[Dataset items]

>> Begin

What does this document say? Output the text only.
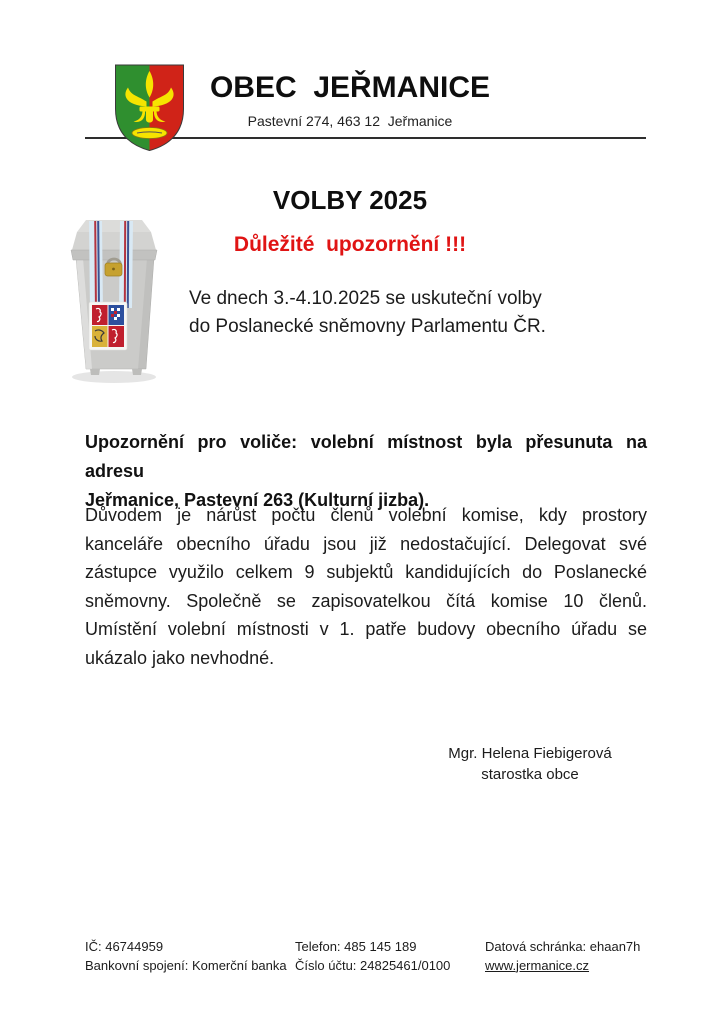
OBEC  JEŘMANICE
Pastevní 274, 463 12  Jeřmanice
VOLBY 2025
Důležité  upozornění !!!
Ve dnech 3.-4.10.2025 se uskuteční volby
do Poslanecké sněmovny Parlamentu ČR.
Upozornění pro voliče: volební místnost byla přesunuta na adresu
Jeřmanice, Pastevní 263 (Kulturní jizba).
Důvodem je nárůst počtu členů volební komise, kdy prostory
kanceláře obecního úřadu jsou již nedostačující. Delegovat své
zástupce využilo celkem 9 subjektů kandidujících do Poslanecké
sněmovny. Společně se zapisovatelkou čítá komise 10 členů.
Umístění volební místnosti v 1. patře budovy obecního úřadu se
ukázalo jako nevhodné.
Mgr. Helena Fiebigerová
starostka obce
IČ: 46744959
Bankovní spojení: Komerční banka
Telefon: 485 145 189
Číslo účtu: 24825461/0100
Datová schránka: ehaan7h
www.jermanice.cz
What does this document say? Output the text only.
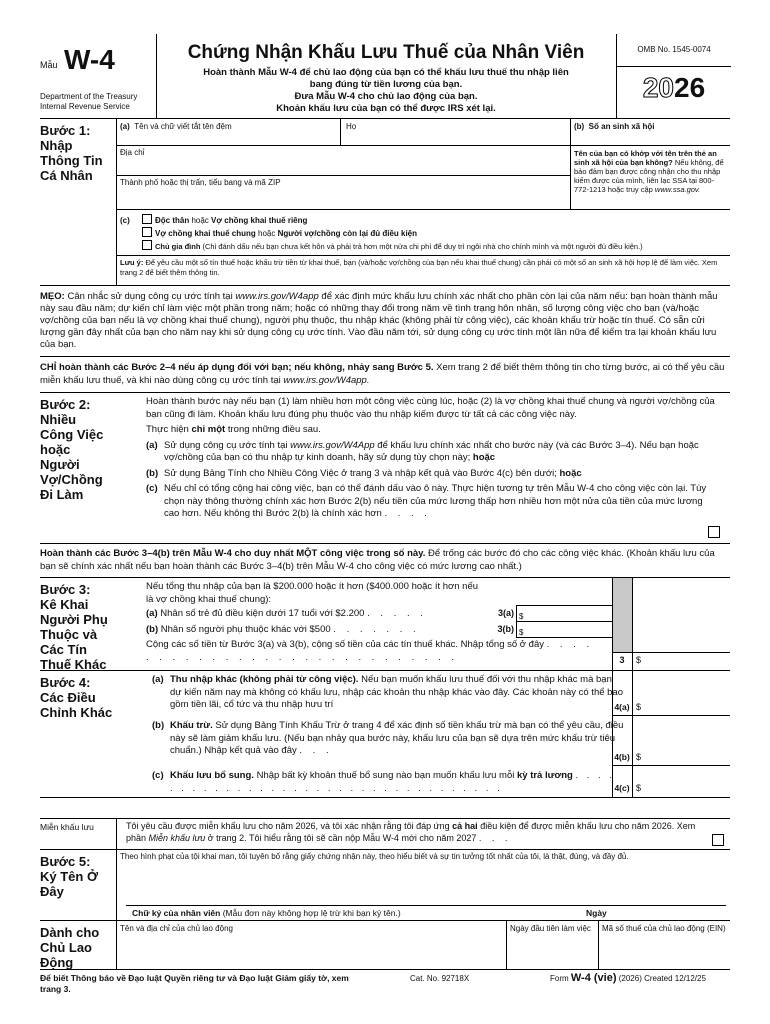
Mẫu W-4
Department of the Treasury
Internal Revenue Service
Chứng Nhận Khấu Lưu Thuế của Nhân Viên
Hoàn thành Mẫu W-4 để chủ lao động của bạn có thể khấu lưu thuế thu nhập liên
bang đúng từ tiền lương của bạn.
Đưa Mẫu W-4 cho chủ lao động của bạn.
Khoản khấu lưu của bạn có thể được IRS xét lại.
OMB No. 1545-0074
2026
Bước 1:
Nhập
Thông Tin
Cá Nhân
(a) Tên và chữ viết tắt tên đệm	Họ	(b) Số an sinh xã hội
Địa chỉ
Thành phố hoặc thị trấn, tiểu bang và mã ZIP
Tên của bạn có khớp với tên trên thẻ an sinh xã hội của bạn không? Nếu không, để bảo đảm bạn được công nhận cho thu nhập kiếm được của mình, liên lạc SSA tại 800-772-1213 hoặc truy cập www.ssa.gov.
(c)	Độc thân hoặc Vợ chồng khai thuế riêng
Vợ chồng khai thuế chung hoặc Người vợ/chồng còn lại đủ điều kiện
Chủ gia đình (Chỉ đánh dấu nếu bạn chưa kết hôn và phải trả hơn một nửa chi phí để duy trì ngôi nhà cho chính mình và một người đủ điều kiện.)
Lưu ý: Để yêu cầu một số tín thuế hoặc khấu trừ tiền từ khai thuế, bạn (và/hoặc vợ/chồng của bạn nếu khai thuế chung) cần phải có một số an sinh xã hội hợp lệ để làm việc. Xem trang 2 để biết thêm thông tin.
MẸO: Cân nhắc sử dụng công cụ ước tính tại www.irs.gov/W4app để xác định mức khấu lưu chính xác nhất cho phần còn lại của năm nếu: bạn hoàn thành mẫu này sau đầu năm; dự kiến chỉ làm việc một phần trong năm; hoặc có những thay đổi trong năm về tình trạng hôn nhân, số lượng công việc cho bạn (và/hoặc vợ/chồng của bạn nếu là vợ chồng khai thuế chung), người phụ thuộc, thu nhập khác (không phải từ công việc), các khoản khấu trừ hoặc tín thuế. Có sẵn cửi lượng gần đây nhất của bạn cho năm nay khi sử dụng công cụ ước tính. Vào đầu năm tới, sử dụng công cụ ước tính một lần nữa để kiểm tra lại khoản khấu lưu của bạn.
CHỈ hoàn thành các Bước 2–4 nếu áp dụng đối với bạn; nếu không, nhảy sang Bước 5. Xem trang 2 để biết thêm thông tin cho từng bước, ai có thể yêu cầu miễn khấu lưu thuế, và khi nào dùng công cụ ước tính tại www.irs.gov/W4app.
Bước 2:
Nhiều
Công Việc
hoặc
Người
Vợ/Chồng
Đi Làm
Hoàn thành bước này nếu bạn (1) làm nhiều hơn một công việc cùng lúc, hoặc (2) là vợ chồng khai thuế chung và người vợ/chồng của bạn cũng đi làm. Khoản khấu lưu đúng phụ thuộc vào thu nhập kiếm được từ tất cả các công việc này.
Thực hiện chỉ một trong những điều sau.
(a) Sử dụng công cụ ước tính tại www.irs.gov/W4App để khấu lưu chính xác nhất cho bước này (và các Bước 3–4). Nếu bạn hoặc vợ/chồng của bạn có thu nhập tự kinh doanh, hãy sử dụng tùy chọn này; hoặc
(b) Sử dụng Bảng Tính cho Nhiều Công Việc ở trang 3 và nhập kết quả vào Bước 4(c) bên dưới; hoặc
(c) Nếu chỉ có tổng cộng hai công việc, bạn có thể đánh dấu vào ô này. Thực hiện tương tự trên Mẫu W-4 cho công việc còn lại. Tùy chọn này thông thường chính xác hơn Bước 2(b) nếu tiền của mức lương thấp hơn nhiều hơn một nửa của tiền của mức lương cao hơn. Nếu không thì Bước 2(b) là chính xác hơn . . . .
Hoàn thành các Bước 3–4(b) trên Mẫu W-4 cho duy nhất MỘT công việc trong số này. Để trống các bước đó cho các công việc khác. (Khoản khấu lưu của bạn sẽ chính xác nhất nếu bạn hoàn thành các Bước 3–4(b) trên Mẫu W-4 cho công việc có mức lương cao nhất.)
Bước 3:
Kê Khai
Người Phụ
Thuộc và
Các Tín
Thuế Khác
Nếu tổng thu nhập của bạn là $200.000 hoặc ít hơn ($400.000 hoặc ít hơn nếu là vợ chồng khai thuế chung):
(a) Nhân số trẻ đủ điều kiện dưới 17 tuổi với $2.200 . . . . .	3(a) $
(b) Nhân số người phụ thuộc khác với $500 . . . . . . .	3(b) $
Cộng các số tiền từ Bước 3(a) và 3(b), cộng số tiền của các tín thuế khác. Nhập tổng số ở đây . . . . . . . . . . . . . . . . . . . . . . . . . . . .	3	$
Bước 4:
Các Điều
Chỉnh Khác
(a) Thu nhập khác (không phải từ công việc). Nếu bạn muốn khấu lưu thuế đối với thu nhập khác mà bạn dự kiến năm nay mà không có khấu lưu, nhập các khoản thu nhập khác vào đây. Các khoản này có thể bao gồm tiền lãi, cổ tức và thu nhập hưu trí	4(a) $
(b) Khấu trừ. Sử dụng Bảng Tính Khấu Trừ ở trang 4 để xác định số tiền khấu trừ mà bạn có thể yêu cầu, điều này sẽ làm giảm khấu lưu. (Nếu bạn nhảy qua bước này, khấu lưu của bạn sẽ dựa trên mức khấu trừ tiêu chuẩn.) Nhập kết quả vào đây . . .
4(b) $
(c) Khấu lưu bổ sung. Nhập bất kỳ khoản thuế bổ sung nào bạn muốn khấu lưu mỗi kỳ trả lương . . . . . . . . . . . . . . . . . . . . . . . . . . . . . . . . . .	4(c) $
Miễn khấu lưu	Tôi yêu cầu được miễn khấu lưu cho năm 2026, và tôi xác nhận rằng tôi đáp ứng cả hai điều kiện để được miễn khấu lưu cho năm 2026. Xem phần Miễn khấu lưu ở trang 2. Tôi hiểu rằng tôi sẽ cần nộp Mẫu W-4 mới cho năm 2027 . . .
Bước 5:
Ký Tên Ở
Đây
Theo hình phạt của tội khai man, tôi tuyên bố rằng giấy chứng nhận này, theo hiểu biết và sự tin tưởng tốt nhất của tôi, là thật, đúng, và đầy đủ.
Chữ ký của nhân viên (Mẫu đơn này không hợp lệ trừ khi bạn ký tên.)	Ngày
Dành cho
Chủ Lao
Động
Tên và địa chỉ của chủ lao động	Ngày đầu tiên làm việc	Mã số thuế của chủ lao động (EIN)
Để biết Thông báo về Đạo luật Quyền riêng tư và Đạo luật Giảm giấy tờ, xem trang 3.
Cat. No. 92718X	Form W-4 (vie) (2026) Created 12/12/25
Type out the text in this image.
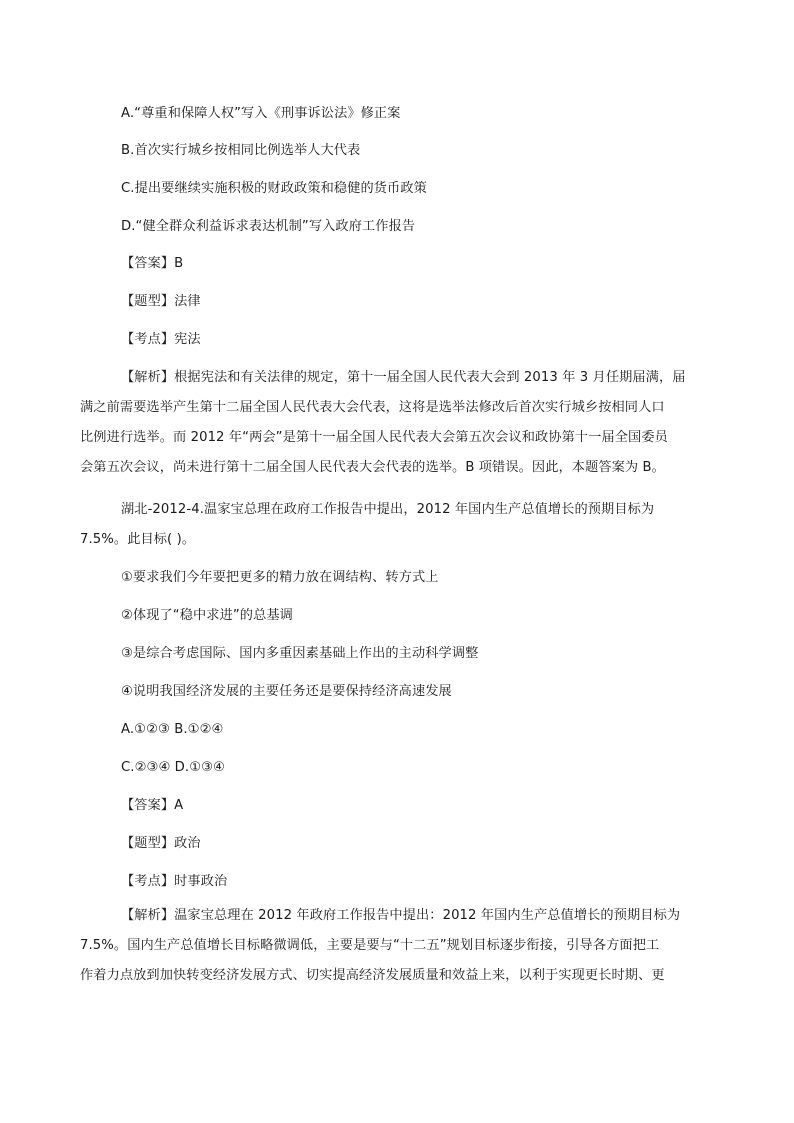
A.“尊重和保障人权”写入《刑事诉讼法》修正案
B.首次实行城乡按相同比例选举人大代表
C.提出要继续实施积极的财政政策和稳健的货币政策
D.“健全群众利益诉求表达机制”写入政府工作报告
【答案】B
【题型】法律
【考点】宪法
【解析】根据宪法和有关法律的规定，第十一届全国人民代表大会到 2013 年 3 月任期届满，届
满之前需要选举产生第十二届全国人民代表大会代表，这将是选举法修改后首次实行城乡按相同人口
比例进行选举。而 2012 年“两会”是第十一届全国人民代表大会第五次会议和政协第十一届全国委员
会第五次会议，尚未进行第十二届全国人民代表大会代表的选举。B 项错误。因此，本题答案为 B。
湖北-2012-4.温家宝总理在政府工作报告中提出，2012 年国内生产总值增长的预期目标为
7.5%。此目标( )。
①要求我们今年要把更多的精力放在调结构、转方式上
②体现了“稳中求进”的总基调
③是综合考虑国际、国内多重因素基础上作出的主动科学调整
④说明我国经济发展的主要任务还是要保持经济高速发展
A.①②③ B.①②④
C.②③④ D.①③④
【答案】A
【题型】政治
【考点】时事政治
【解析】温家宝总理在 2012 年政府工作报告中提出：2012 年国内生产总值增长的预期目标为
7.5%。国内生产总值增长目标略微调低，主要是要与“十二五”规划目标逐步衔接，引导各方面把工
作着力点放到加快转变经济发展方式、切实提高经济发展质量和效益上来，以利于实现更长时期、更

>> End

The exercise:
Please reproduce nothing but the lines from the one containing "Type out the text in this image." through the closing line of the listing, retyped word for word, pictures excluded.

Correct output:
Type out the text in this image.
A.“尊重和保障人权”写入《刑事诉讼法》修正案
B.首次实行城乡按相同比例选举人大代表
C.提出要继续实施积极的财政政策和稳健的货币政策
D.“健全群众利益诉求表达机制”写入政府工作报告
【答案】B
【题型】法律
【考点】宪法
【解析】根据宪法和有关法律的规定，第十一届全国人民代表大会到 2013 年 3 月任期届满，届
满之前需要选举产生第十二届全国人民代表大会代表，这将是选举法修改后首次实行城乡按相同人口
比例进行选举。而 2012 年“两会”是第十一届全国人民代表大会第五次会议和政协第十一届全国委员
会第五次会议，尚未进行第十二届全国人民代表大会代表的选举。B 项错误。因此，本题答案为 B。
湖北-2012-4.温家宝总理在政府工作报告中提出，2012 年国内生产总值增长的预期目标为
7.5%。此目标( )。
①要求我们今年要把更多的精力放在调结构、转方式上
②体现了“稳中求进”的总基调
③是综合考虑国际、国内多重因素基础上作出的主动科学调整
④说明我国经济发展的主要任务还是要保持经济高速发展
A.①②③ B.①②④
C.②③④ D.①③④
【答案】A
【题型】政治
【考点】时事政治
【解析】温家宝总理在 2012 年政府工作报告中提出：2012 年国内生产总值增长的预期目标为
7.5%。国内生产总值增长目标略微调低，主要是要与“十二五”规划目标逐步衔接，引导各方面把工
作着力点放到加快转变经济发展方式、切实提高经济发展质量和效益上来，以利于实现更长时期、更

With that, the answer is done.